Write out the records below word for word, please.

## Input for this task:

((

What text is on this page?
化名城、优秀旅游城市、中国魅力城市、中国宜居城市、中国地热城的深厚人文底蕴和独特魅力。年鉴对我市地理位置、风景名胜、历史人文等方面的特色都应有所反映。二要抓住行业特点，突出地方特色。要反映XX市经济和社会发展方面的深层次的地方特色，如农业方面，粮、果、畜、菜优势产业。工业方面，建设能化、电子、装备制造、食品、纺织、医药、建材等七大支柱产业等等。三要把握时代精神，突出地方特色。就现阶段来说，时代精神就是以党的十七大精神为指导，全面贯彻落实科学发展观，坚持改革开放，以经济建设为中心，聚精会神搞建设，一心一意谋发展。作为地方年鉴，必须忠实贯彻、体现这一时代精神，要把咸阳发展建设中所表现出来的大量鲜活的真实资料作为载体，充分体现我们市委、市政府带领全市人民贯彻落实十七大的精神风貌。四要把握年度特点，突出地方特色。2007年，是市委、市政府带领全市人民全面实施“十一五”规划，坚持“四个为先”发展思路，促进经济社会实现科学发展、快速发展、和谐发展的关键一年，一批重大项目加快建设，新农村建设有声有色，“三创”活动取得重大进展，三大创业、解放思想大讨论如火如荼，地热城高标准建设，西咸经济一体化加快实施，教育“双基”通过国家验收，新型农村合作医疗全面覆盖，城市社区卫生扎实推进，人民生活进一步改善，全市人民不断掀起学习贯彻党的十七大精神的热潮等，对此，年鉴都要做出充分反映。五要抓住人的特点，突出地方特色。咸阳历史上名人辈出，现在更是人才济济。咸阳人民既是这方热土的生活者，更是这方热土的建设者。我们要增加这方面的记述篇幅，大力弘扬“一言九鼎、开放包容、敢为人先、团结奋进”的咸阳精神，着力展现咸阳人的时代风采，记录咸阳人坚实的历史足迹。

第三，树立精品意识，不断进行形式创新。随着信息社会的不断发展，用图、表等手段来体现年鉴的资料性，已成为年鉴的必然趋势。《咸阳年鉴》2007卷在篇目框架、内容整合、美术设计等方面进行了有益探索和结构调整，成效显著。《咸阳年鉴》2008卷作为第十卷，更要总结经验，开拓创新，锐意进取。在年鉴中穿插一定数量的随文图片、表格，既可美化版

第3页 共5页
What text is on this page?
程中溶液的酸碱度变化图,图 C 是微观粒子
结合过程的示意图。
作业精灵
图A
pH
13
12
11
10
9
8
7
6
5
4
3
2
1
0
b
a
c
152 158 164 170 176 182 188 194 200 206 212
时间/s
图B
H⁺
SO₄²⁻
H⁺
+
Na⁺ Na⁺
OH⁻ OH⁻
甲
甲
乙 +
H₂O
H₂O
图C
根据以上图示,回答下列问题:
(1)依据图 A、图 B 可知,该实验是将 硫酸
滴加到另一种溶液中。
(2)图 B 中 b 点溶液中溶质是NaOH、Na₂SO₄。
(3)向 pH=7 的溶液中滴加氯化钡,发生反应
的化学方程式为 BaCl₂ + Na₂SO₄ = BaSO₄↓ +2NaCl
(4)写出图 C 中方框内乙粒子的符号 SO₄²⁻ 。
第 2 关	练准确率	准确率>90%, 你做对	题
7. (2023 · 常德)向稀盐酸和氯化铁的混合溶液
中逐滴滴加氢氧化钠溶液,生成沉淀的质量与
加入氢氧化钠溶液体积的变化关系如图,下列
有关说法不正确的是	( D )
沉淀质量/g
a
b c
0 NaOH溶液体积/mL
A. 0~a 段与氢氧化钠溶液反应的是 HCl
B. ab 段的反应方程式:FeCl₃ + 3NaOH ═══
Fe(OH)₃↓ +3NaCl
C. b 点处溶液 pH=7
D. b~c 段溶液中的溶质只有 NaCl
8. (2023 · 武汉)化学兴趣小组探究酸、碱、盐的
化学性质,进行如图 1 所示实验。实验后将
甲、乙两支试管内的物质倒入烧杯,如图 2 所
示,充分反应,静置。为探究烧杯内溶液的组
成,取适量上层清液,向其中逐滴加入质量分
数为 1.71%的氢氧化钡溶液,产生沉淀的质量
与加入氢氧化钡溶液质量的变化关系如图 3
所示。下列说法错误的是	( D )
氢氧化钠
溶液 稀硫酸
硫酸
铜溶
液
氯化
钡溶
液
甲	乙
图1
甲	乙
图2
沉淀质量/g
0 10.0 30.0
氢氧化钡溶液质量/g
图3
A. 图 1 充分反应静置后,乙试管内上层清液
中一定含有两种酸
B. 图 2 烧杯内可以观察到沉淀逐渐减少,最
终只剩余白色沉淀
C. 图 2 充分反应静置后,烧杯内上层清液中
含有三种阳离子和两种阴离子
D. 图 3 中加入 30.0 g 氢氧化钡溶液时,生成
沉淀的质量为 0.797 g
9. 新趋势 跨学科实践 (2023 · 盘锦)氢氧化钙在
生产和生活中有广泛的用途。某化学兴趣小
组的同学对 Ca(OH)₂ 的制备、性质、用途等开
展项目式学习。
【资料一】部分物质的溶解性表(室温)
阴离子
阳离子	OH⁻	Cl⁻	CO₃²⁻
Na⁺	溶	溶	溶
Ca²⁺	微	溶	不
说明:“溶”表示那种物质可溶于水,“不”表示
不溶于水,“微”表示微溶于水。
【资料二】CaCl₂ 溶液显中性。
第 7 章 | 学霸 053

))

## Correct answer:
What text is on this page?
化名城、优秀旅游城市、中国魅力城市、中国宜居城市、中国地热城的深厚人文底蕴和独特魅力。年鉴对我市地理位置、风景名胜、历史人文等方面的特色都应有所反映。二要抓住行业特点，突出地方特色。要反映XX市经济和社会发展方面的深层次的地方特色，如农业方面，粮、果、畜、菜优势产业。工业方面，建设能化、电子、装备制造、食品、纺织、医药、建材等七大支柱产业等等。三要把握时代精神，突出地方特色。就现阶段来说，时代精神就是以党的十七大精神为指导，全面贯彻落实科学发展观，坚持改革开放，以经济建设为中心，聚精会神搞建设，一心一意谋发展。作为地方年鉴，必须忠实贯彻、体现这一时代精神，要把咸阳发展建设中所表现出来的大量鲜活的真实资料作为载体，充分体现我们市委、市政府带领全市人民贯彻落实十七大的精神风貌。四要把握年度特点，突出地方特色。2007年，是市委、市政府带领全市人民全面实施“十一五”规划，坚持“四个为先”发展思路，促进经济社会实现科学发展、快速发展、和谐发展的关键一年，一批重大项目加快建设，新农村建设有声有色，“三创”活动取得重大进展，三大创业、解放思想大讨论如火如荼，地热城高标准建设，西咸经济一体化加快实施，教育“双基”通过国家验收，新型农村合作医疗全面覆盖，城市社区卫生扎实推进，人民生活进一步改善，全市人民不断掀起学习贯彻党的十七大精神的热潮等，对此，年鉴都要做出充分反映。五要抓住人的特点，突出地方特色。咸阳历史上名人辈出，现在更是人才济济。咸阳人民既是这方热土的生活者，更是这方热土的建设者。我们要增加这方面的记述篇幅，大力弘扬“一言九鼎、开放包容、敢为人先、团结奋进”的咸阳精神，着力展现咸阳人的时代风采，记录咸阳人坚实的历史足迹。

第三，树立精品意识，不断进行形式创新。随着信息社会的不断发展，用图、表等手段来体现年鉴的资料性，已成为年鉴的必然趋势。《咸阳年鉴》2007卷在篇目框架、内容整合、美术设计等方面进行了有益探索和结构调整，成效显著。《咸阳年鉴》2008卷作为第十卷，更要总结经验，开拓创新，锐意进取。在年鉴中穿插一定数量的随文图片、表格，既可美化版

第3页 共5页
What text is on this page?
程中溶液的酸碱度变化图,图 C 是微观粒子
结合过程的示意图。
作业精灵
图A
pH
13
12
11
10
9
8
7
6
5
4
3
2
1
0
b
a
c
152 158 164 170 176 182 188 194 200 206 212
时间/s
图B
H⁺
SO₄²⁻
H⁺
+
Na⁺ Na⁺
OH⁻ OH⁻
甲
甲
乙 +
H₂O
H₂O
图C
根据以上图示,回答下列问题:
(1)依据图 A、图 B 可知,该实验是将 硫酸
滴加到另一种溶液中。
(2)图 B 中 b 点溶液中溶质是NaOH、Na₂SO₄。
(3)向 pH=7 的溶液中滴加氯化钡,发生反应
的化学方程式为 BaCl₂ + Na₂SO₄ = BaSO₄↓ +2NaCl
(4)写出图 C 中方框内乙粒子的符号 SO₄²⁻ 。
第 2 关	练准确率	准确率>90%, 你做对	题
7. (2023 · 常德)向稀盐酸和氯化铁的混合溶液
中逐滴滴加氢氧化钠溶液,生成沉淀的质量与
加入氢氧化钠溶液体积的变化关系如图,下列
有关说法不正确的是	( D )
沉淀质量/g
a
b c
0 NaOH溶液体积/mL
A. 0~a 段与氢氧化钠溶液反应的是 HCl
B. ab 段的反应方程式:FeCl₃ + 3NaOH ═══
Fe(OH)₃↓ +3NaCl
C. b 点处溶液 pH=7
D. b~c 段溶液中的溶质只有 NaCl
8. (2023 · 武汉)化学兴趣小组探究酸、碱、盐的
化学性质,进行如图 1 所示实验。实验后将
甲、乙两支试管内的物质倒入烧杯,如图 2 所
示,充分反应,静置。为探究烧杯内溶液的组
成,取适量上层清液,向其中逐滴加入质量分
数为 1.71%的氢氧化钡溶液,产生沉淀的质量
与加入氢氧化钡溶液质量的变化关系如图 3
所示。下列说法错误的是	( D )
氢氧化钠
溶液 稀硫酸
硫酸
铜溶
液
氯化
钡溶
液
甲	乙
图1
甲	乙
图2
沉淀质量/g
0 10.0 30.0
氢氧化钡溶液质量/g
图3
A. 图 1 充分反应静置后,乙试管内上层清液
中一定含有两种酸
B. 图 2 烧杯内可以观察到沉淀逐渐减少,最
终只剩余白色沉淀
C. 图 2 充分反应静置后,烧杯内上层清液中
含有三种阳离子和两种阴离子
D. 图 3 中加入 30.0 g 氢氧化钡溶液时,生成
沉淀的质量为 0.797 g
9. 新趋势 跨学科实践 (2023 · 盘锦)氢氧化钙在
生产和生活中有广泛的用途。某化学兴趣小
组的同学对 Ca(OH)₂ 的制备、性质、用途等开
展项目式学习。
【资料一】部分物质的溶解性表(室温)
阴离子
阳离子	OH⁻	Cl⁻	CO₃²⁻
Na⁺	溶	溶	溶
Ca²⁺	微	溶	不
说明:“溶”表示那种物质可溶于水,“不”表示
不溶于水,“微”表示微溶于水。
【资料二】CaCl₂ 溶液显中性。
第 7 章 | 学霸 053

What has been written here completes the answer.